===== EXERCISE DATA
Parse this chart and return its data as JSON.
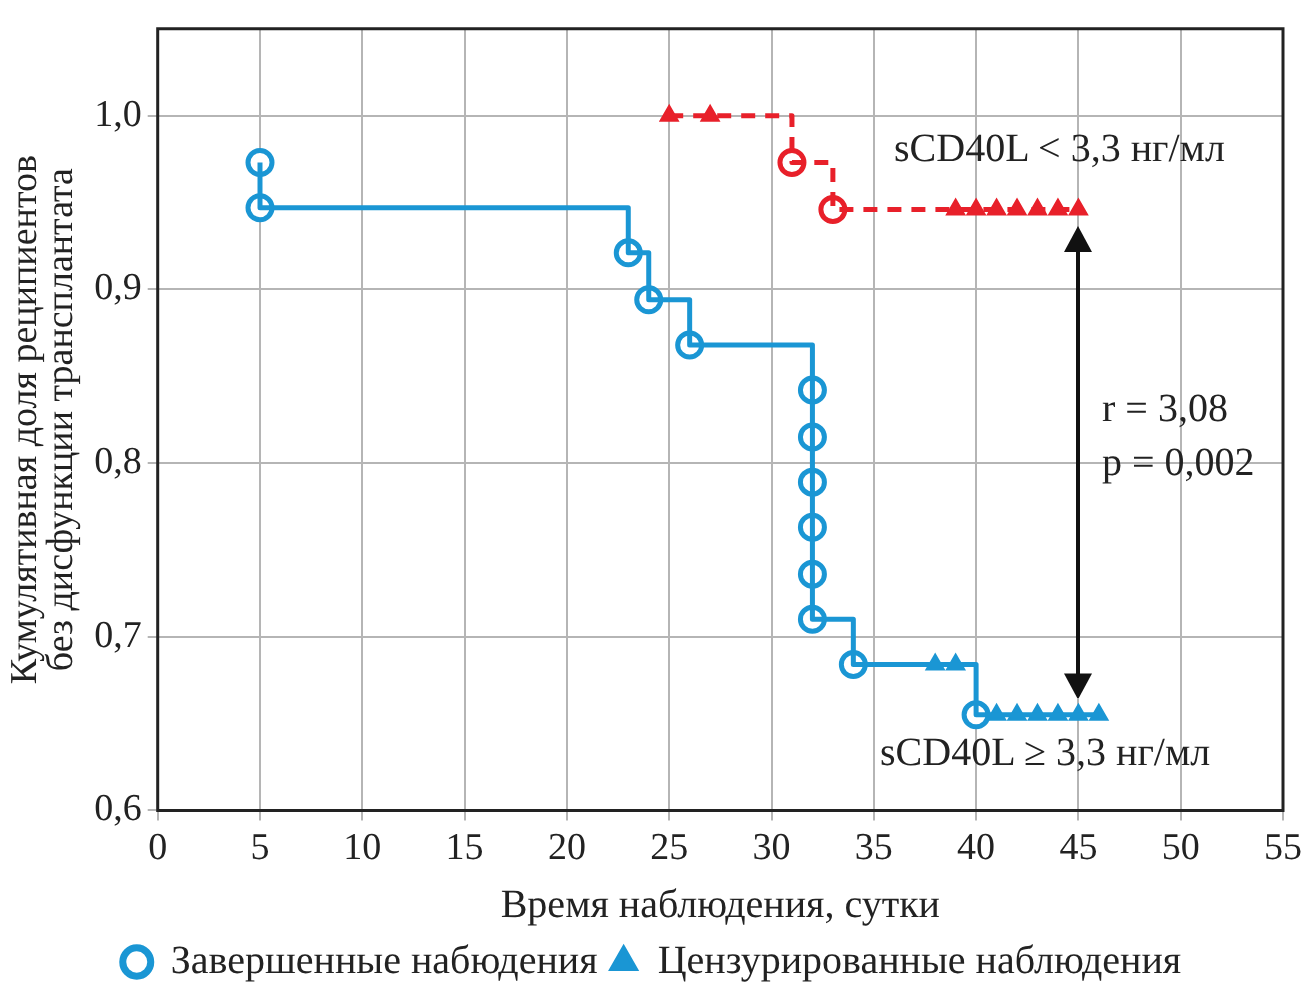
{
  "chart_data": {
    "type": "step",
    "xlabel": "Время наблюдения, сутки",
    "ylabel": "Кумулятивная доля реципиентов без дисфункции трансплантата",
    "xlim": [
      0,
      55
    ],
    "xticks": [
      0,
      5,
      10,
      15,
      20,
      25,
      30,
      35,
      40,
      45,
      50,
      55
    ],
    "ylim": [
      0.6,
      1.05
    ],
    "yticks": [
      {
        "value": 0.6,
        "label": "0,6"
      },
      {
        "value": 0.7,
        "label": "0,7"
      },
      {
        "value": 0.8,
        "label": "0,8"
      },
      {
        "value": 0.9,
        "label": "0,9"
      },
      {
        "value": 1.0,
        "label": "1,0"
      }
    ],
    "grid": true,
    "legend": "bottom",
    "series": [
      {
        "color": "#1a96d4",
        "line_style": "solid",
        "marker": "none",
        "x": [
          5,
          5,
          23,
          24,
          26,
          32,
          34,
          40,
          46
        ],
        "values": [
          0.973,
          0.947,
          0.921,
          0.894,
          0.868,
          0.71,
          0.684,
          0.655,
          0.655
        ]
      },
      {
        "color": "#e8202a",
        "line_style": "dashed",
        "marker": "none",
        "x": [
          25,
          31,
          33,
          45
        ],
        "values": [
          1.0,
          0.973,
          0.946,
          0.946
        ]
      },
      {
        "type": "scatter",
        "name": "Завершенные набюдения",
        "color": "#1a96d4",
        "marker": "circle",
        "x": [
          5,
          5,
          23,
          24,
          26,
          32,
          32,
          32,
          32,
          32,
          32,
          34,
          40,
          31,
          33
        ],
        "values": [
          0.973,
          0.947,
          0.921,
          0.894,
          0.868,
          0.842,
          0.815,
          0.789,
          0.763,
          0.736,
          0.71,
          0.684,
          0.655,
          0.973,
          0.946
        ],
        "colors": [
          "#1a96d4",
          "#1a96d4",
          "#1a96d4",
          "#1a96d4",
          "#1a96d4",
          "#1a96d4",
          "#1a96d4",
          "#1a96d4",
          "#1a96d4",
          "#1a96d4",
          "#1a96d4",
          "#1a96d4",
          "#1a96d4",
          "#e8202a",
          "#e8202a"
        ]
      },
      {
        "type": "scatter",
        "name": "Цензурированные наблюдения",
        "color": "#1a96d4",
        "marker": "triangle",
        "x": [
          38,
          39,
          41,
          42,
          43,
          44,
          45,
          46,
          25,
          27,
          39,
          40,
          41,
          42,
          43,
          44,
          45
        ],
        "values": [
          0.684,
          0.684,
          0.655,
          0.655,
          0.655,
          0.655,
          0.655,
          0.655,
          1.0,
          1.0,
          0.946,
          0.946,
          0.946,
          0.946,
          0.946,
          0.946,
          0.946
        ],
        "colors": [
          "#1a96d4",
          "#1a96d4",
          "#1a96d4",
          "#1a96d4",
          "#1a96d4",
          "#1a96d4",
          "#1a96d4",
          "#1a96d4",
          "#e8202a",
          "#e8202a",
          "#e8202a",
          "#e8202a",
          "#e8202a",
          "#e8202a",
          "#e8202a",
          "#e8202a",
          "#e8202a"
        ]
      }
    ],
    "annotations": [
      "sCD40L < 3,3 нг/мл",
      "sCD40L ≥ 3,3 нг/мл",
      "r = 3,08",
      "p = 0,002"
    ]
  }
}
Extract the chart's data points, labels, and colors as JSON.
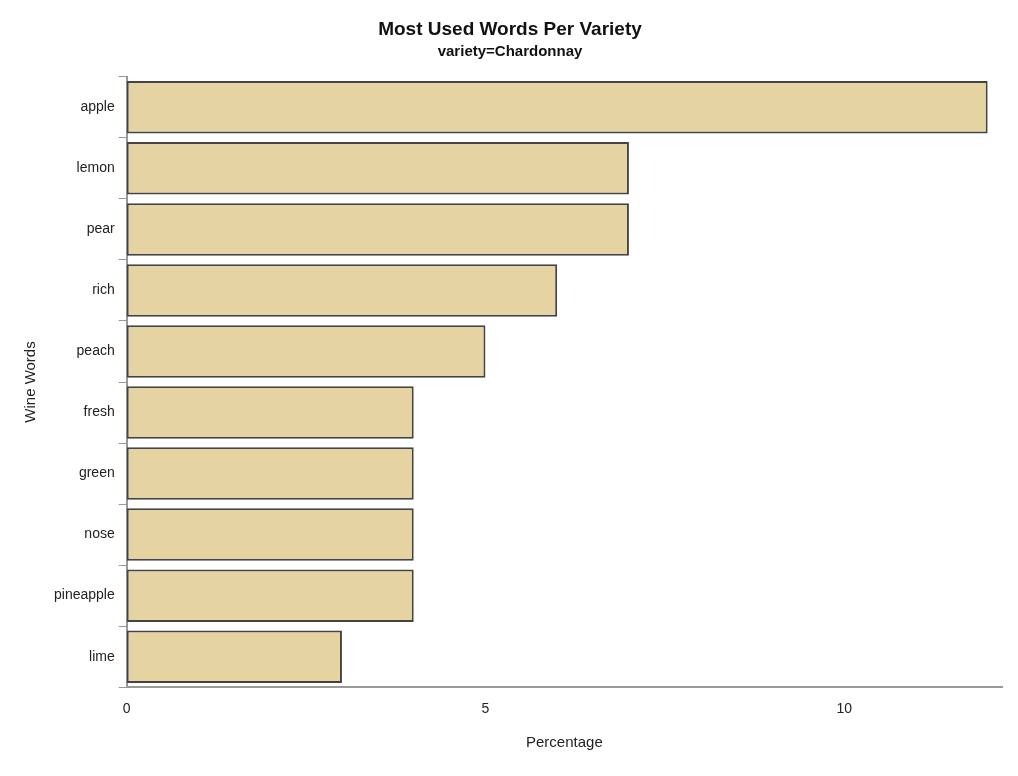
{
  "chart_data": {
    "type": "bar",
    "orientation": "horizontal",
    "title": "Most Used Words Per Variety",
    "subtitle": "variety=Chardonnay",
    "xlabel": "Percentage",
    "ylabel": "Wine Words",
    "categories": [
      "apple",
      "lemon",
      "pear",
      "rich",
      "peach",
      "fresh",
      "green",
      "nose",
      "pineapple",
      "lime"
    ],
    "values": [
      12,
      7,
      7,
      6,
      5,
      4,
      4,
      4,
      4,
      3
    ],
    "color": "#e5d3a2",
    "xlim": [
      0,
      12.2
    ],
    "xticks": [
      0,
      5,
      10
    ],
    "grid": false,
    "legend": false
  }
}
==========
:: YOUR OBJECTIVE ::
Extract, word for word, each line from the one that contains "Extract the chart's" through the final line of the data above. Leave the pictures out.

:: WRITTEN REPLY ::
Extract the chart's data points, labels, and colors as JSON.
{
  "chart_data": {
    "type": "bar",
    "orientation": "horizontal",
    "title": "Most Used Words Per Variety",
    "subtitle": "variety=Chardonnay",
    "xlabel": "Percentage",
    "ylabel": "Wine Words",
    "categories": [
      "apple",
      "lemon",
      "pear",
      "rich",
      "peach",
      "fresh",
      "green",
      "nose",
      "pineapple",
      "lime"
    ],
    "values": [
      12,
      7,
      7,
      6,
      5,
      4,
      4,
      4,
      4,
      3
    ],
    "color": "#e5d3a2",
    "xlim": [
      0,
      12.2
    ],
    "xticks": [
      0,
      5,
      10
    ],
    "grid": false,
    "legend": false
  }
}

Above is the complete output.